┌─ Dataset entries

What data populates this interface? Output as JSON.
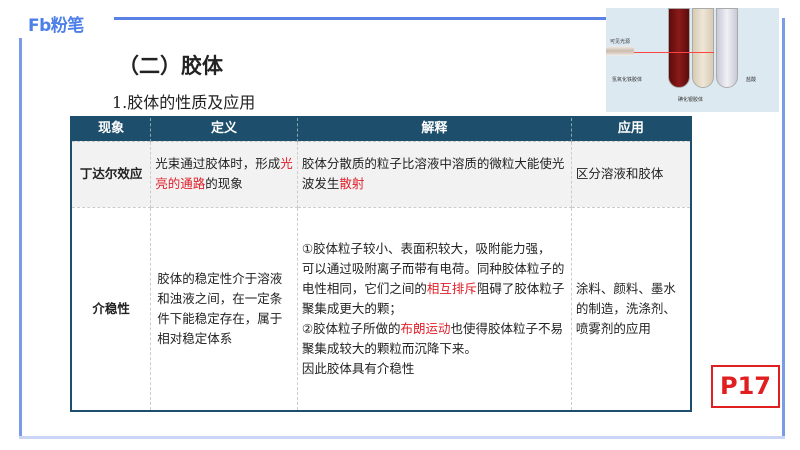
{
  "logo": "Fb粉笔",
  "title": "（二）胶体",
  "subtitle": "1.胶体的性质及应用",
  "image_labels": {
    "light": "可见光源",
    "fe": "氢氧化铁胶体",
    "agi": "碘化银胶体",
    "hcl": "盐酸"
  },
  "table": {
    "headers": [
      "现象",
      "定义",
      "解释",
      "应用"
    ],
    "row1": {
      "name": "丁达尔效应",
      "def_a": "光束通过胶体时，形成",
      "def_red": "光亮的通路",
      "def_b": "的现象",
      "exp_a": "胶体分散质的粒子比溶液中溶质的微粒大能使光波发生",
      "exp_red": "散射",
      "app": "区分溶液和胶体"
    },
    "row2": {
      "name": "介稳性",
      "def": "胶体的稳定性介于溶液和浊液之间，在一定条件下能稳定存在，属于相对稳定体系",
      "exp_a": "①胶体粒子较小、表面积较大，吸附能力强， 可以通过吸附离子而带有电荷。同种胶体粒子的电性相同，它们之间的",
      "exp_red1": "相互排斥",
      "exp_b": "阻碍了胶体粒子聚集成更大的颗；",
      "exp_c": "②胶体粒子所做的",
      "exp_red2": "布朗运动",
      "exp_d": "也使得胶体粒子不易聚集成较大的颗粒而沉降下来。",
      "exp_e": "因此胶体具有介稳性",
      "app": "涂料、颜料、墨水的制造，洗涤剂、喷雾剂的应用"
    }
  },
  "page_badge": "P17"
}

└─

◆ Task requirements: Every line above should be repeated exactly; pictures stay out of the copy.

◆ Worked solution:
What data populates this interface? Output as JSON.
{
  "logo": "Fb粉笔",
  "title": "（二）胶体",
  "subtitle": "1.胶体的性质及应用",
  "image_labels": {
    "light": "可见光源",
    "fe": "氢氧化铁胶体",
    "agi": "碘化银胶体",
    "hcl": "盐酸"
  },
  "table": {
    "headers": [
      "现象",
      "定义",
      "解释",
      "应用"
    ],
    "row1": {
      "name": "丁达尔效应",
      "def_a": "光束通过胶体时，形成",
      "def_red": "光亮的通路",
      "def_b": "的现象",
      "exp_a": "胶体分散质的粒子比溶液中溶质的微粒大能使光波发生",
      "exp_red": "散射",
      "app": "区分溶液和胶体"
    },
    "row2": {
      "name": "介稳性",
      "def": "胶体的稳定性介于溶液和浊液之间，在一定条件下能稳定存在，属于相对稳定体系",
      "exp_a": "①胶体粒子较小、表面积较大，吸附能力强， 可以通过吸附离子而带有电荷。同种胶体粒子的电性相同，它们之间的",
      "exp_red1": "相互排斥",
      "exp_b": "阻碍了胶体粒子聚集成更大的颗；",
      "exp_c": "②胶体粒子所做的",
      "exp_red2": "布朗运动",
      "exp_d": "也使得胶体粒子不易聚集成较大的颗粒而沉降下来。",
      "exp_e": "因此胶体具有介稳性",
      "app": "涂料、颜料、墨水的制造，洗涤剂、喷雾剂的应用"
    }
  },
  "page_badge": "P17"
}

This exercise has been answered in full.